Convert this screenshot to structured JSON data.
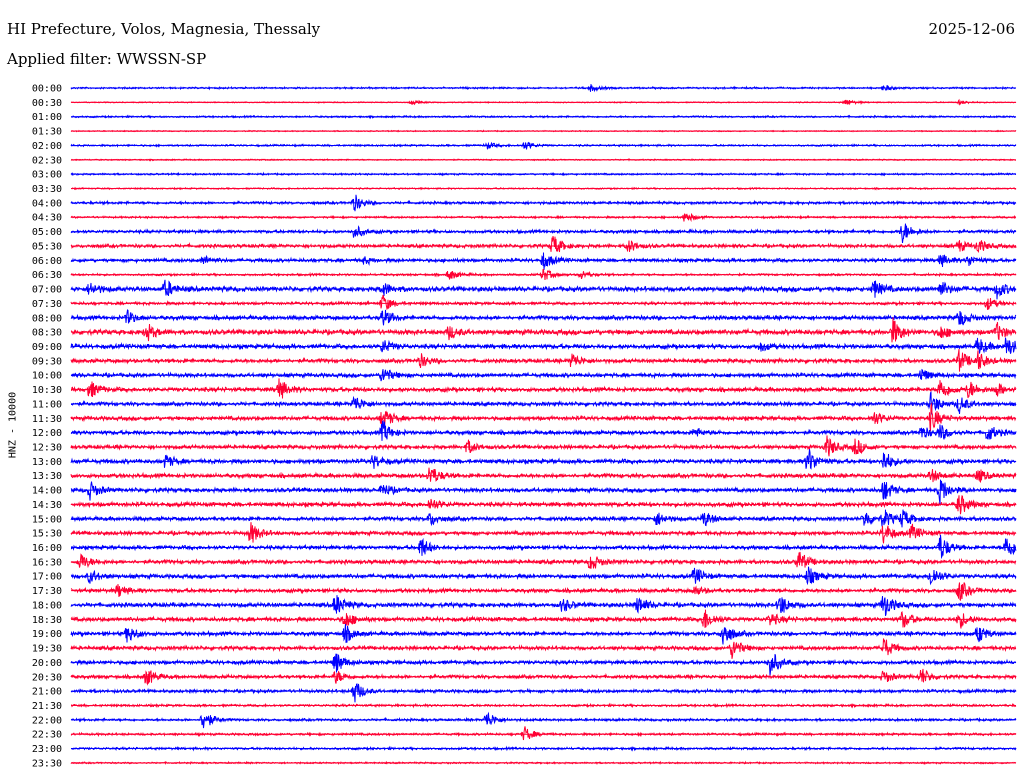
{
  "header": {
    "title": "HI Prefecture, Volos, Magnesia, Thessaly",
    "date": "2025-12-06",
    "filter": "Applied filter: WWSSN-SP"
  },
  "chart_data": {
    "type": "line",
    "title": "HI Prefecture, Volos, Magnesia, Thessaly",
    "subtitle": "Applied filter: WWSSN-SP",
    "ylabel": "HNZ - 10000",
    "xlabel": "",
    "colors": [
      "#0000ff",
      "#ff0033"
    ],
    "rows": [
      "00:00",
      "00:30",
      "01:00",
      "01:30",
      "02:00",
      "02:30",
      "03:00",
      "03:30",
      "04:00",
      "04:30",
      "05:00",
      "05:30",
      "06:00",
      "06:30",
      "07:00",
      "07:30",
      "08:00",
      "08:30",
      "09:00",
      "09:30",
      "10:00",
      "10:30",
      "11:00",
      "11:30",
      "12:00",
      "12:30",
      "13:00",
      "13:30",
      "14:00",
      "14:30",
      "15:00",
      "15:30",
      "16:00",
      "16:30",
      "17:00",
      "17:30",
      "18:00",
      "18:30",
      "19:00",
      "19:30",
      "20:00",
      "20:30",
      "21:00",
      "21:30",
      "22:00",
      "22:30",
      "23:00",
      "23:30"
    ],
    "noise_level": [
      1,
      0.6,
      1,
      0.6,
      1,
      0.7,
      1,
      0.8,
      1.5,
      1.1,
      1.8,
      2.0,
      2.0,
      1.2,
      2.8,
      1.6,
      2.4,
      2.9,
      2.6,
      2.3,
      2.3,
      2.5,
      2.2,
      2.3,
      2.3,
      2.2,
      2.5,
      2.4,
      2.4,
      2.5,
      2.3,
      2.2,
      2.2,
      2.3,
      2.4,
      2.2,
      2.5,
      2.4,
      2.3,
      2.2,
      2.2,
      2.0,
      1.8,
      1.3,
      1.4,
      1.3,
      1.3,
      0.9
    ],
    "events": [
      [
        [
          0.55,
          1.5
        ],
        [
          0.86,
          1.3
        ]
      ],
      [
        [
          0.36,
          1
        ],
        [
          0.82,
          1.5
        ],
        [
          0.94,
          1
        ]
      ],
      [],
      [],
      [
        [
          0.44,
          1.5
        ],
        [
          0.48,
          2
        ]
      ],
      [],
      [],
      [],
      [
        [
          0.3,
          4
        ]
      ],
      [
        [
          0.65,
          2.5
        ]
      ],
      [
        [
          0.3,
          3
        ],
        [
          0.88,
          5
        ]
      ],
      [
        [
          0.51,
          5
        ],
        [
          0.59,
          3
        ],
        [
          0.94,
          2.5
        ],
        [
          0.96,
          3
        ]
      ],
      [
        [
          0.14,
          2
        ],
        [
          0.31,
          1.5
        ],
        [
          0.5,
          4
        ],
        [
          0.92,
          3
        ],
        [
          0.95,
          2.5
        ]
      ],
      [
        [
          0.4,
          2.5
        ],
        [
          0.5,
          3
        ],
        [
          0.54,
          2
        ]
      ],
      [
        [
          0.02,
          3
        ],
        [
          0.1,
          4
        ],
        [
          0.33,
          3
        ],
        [
          0.85,
          4
        ],
        [
          0.92,
          3.5
        ],
        [
          0.98,
          4
        ]
      ],
      [
        [
          0.33,
          4
        ],
        [
          0.97,
          3
        ]
      ],
      [
        [
          0.06,
          3
        ],
        [
          0.33,
          4
        ],
        [
          0.94,
          4
        ]
      ],
      [
        [
          0.08,
          4
        ],
        [
          0.4,
          3
        ],
        [
          0.87,
          6
        ],
        [
          0.92,
          3
        ],
        [
          0.98,
          4
        ]
      ],
      [
        [
          0.33,
          3
        ],
        [
          0.73,
          2
        ],
        [
          0.96,
          4
        ],
        [
          0.99,
          5
        ]
      ],
      [
        [
          0.37,
          3
        ],
        [
          0.53,
          3.5
        ],
        [
          0.94,
          5
        ],
        [
          0.96,
          4
        ]
      ],
      [
        [
          0.33,
          4
        ],
        [
          0.9,
          3
        ]
      ],
      [
        [
          0.02,
          4
        ],
        [
          0.22,
          5
        ],
        [
          0.92,
          5
        ],
        [
          0.95,
          4
        ],
        [
          0.98,
          3
        ]
      ],
      [
        [
          0.3,
          4
        ],
        [
          0.91,
          5
        ],
        [
          0.94,
          4
        ]
      ],
      [
        [
          0.33,
          5
        ],
        [
          0.85,
          3
        ],
        [
          0.91,
          6
        ]
      ],
      [
        [
          0.33,
          5
        ],
        [
          0.66,
          2
        ],
        [
          0.9,
          3
        ],
        [
          0.92,
          3.5
        ],
        [
          0.97,
          4
        ]
      ],
      [
        [
          0.42,
          3
        ],
        [
          0.8,
          5
        ],
        [
          0.83,
          4
        ]
      ],
      [
        [
          0.1,
          3
        ],
        [
          0.32,
          3
        ],
        [
          0.78,
          6
        ],
        [
          0.86,
          5
        ]
      ],
      [
        [
          0.38,
          5
        ],
        [
          0.91,
          3
        ],
        [
          0.96,
          3
        ]
      ],
      [
        [
          0.02,
          4
        ],
        [
          0.33,
          3
        ],
        [
          0.86,
          5
        ],
        [
          0.92,
          6
        ]
      ],
      [
        [
          0.38,
          3
        ],
        [
          0.94,
          5
        ]
      ],
      [
        [
          0.38,
          3
        ],
        [
          0.62,
          3
        ],
        [
          0.67,
          3.5
        ],
        [
          0.84,
          4
        ],
        [
          0.86,
          4
        ],
        [
          0.88,
          4
        ]
      ],
      [
        [
          0.19,
          5
        ],
        [
          0.86,
          5
        ],
        [
          0.89,
          3.5
        ]
      ],
      [
        [
          0.37,
          5
        ],
        [
          0.92,
          6
        ],
        [
          0.99,
          6
        ]
      ],
      [
        [
          0.01,
          4
        ],
        [
          0.55,
          4
        ],
        [
          0.77,
          5
        ]
      ],
      [
        [
          0.02,
          3
        ],
        [
          0.66,
          4
        ],
        [
          0.78,
          4
        ],
        [
          0.91,
          5
        ]
      ],
      [
        [
          0.05,
          3
        ],
        [
          0.66,
          2
        ],
        [
          0.94,
          5
        ]
      ],
      [
        [
          0.28,
          5
        ],
        [
          0.52,
          3
        ],
        [
          0.6,
          4
        ],
        [
          0.75,
          5
        ],
        [
          0.86,
          6
        ]
      ],
      [
        [
          0.29,
          4
        ],
        [
          0.67,
          5
        ],
        [
          0.74,
          3
        ],
        [
          0.88,
          4
        ],
        [
          0.94,
          4
        ]
      ],
      [
        [
          0.06,
          4
        ],
        [
          0.29,
          4
        ],
        [
          0.69,
          6
        ],
        [
          0.96,
          4
        ]
      ],
      [
        [
          0.7,
          5
        ],
        [
          0.86,
          5
        ]
      ],
      [
        [
          0.28,
          5
        ],
        [
          0.74,
          6
        ]
      ],
      [
        [
          0.08,
          4
        ],
        [
          0.28,
          3
        ],
        [
          0.86,
          3
        ],
        [
          0.9,
          4
        ]
      ],
      [
        [
          0.3,
          5
        ]
      ],
      [],
      [
        [
          0.14,
          5
        ],
        [
          0.44,
          4
        ]
      ],
      [
        [
          0.48,
          3.5
        ]
      ],
      [],
      []
    ]
  }
}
────────────────────
Copy out all lines from the material above that contain the string "filter".

    "filter": "Applied filter: WWSSN-SP"
    "subtitle": "Applied filter: WWSSN-SP",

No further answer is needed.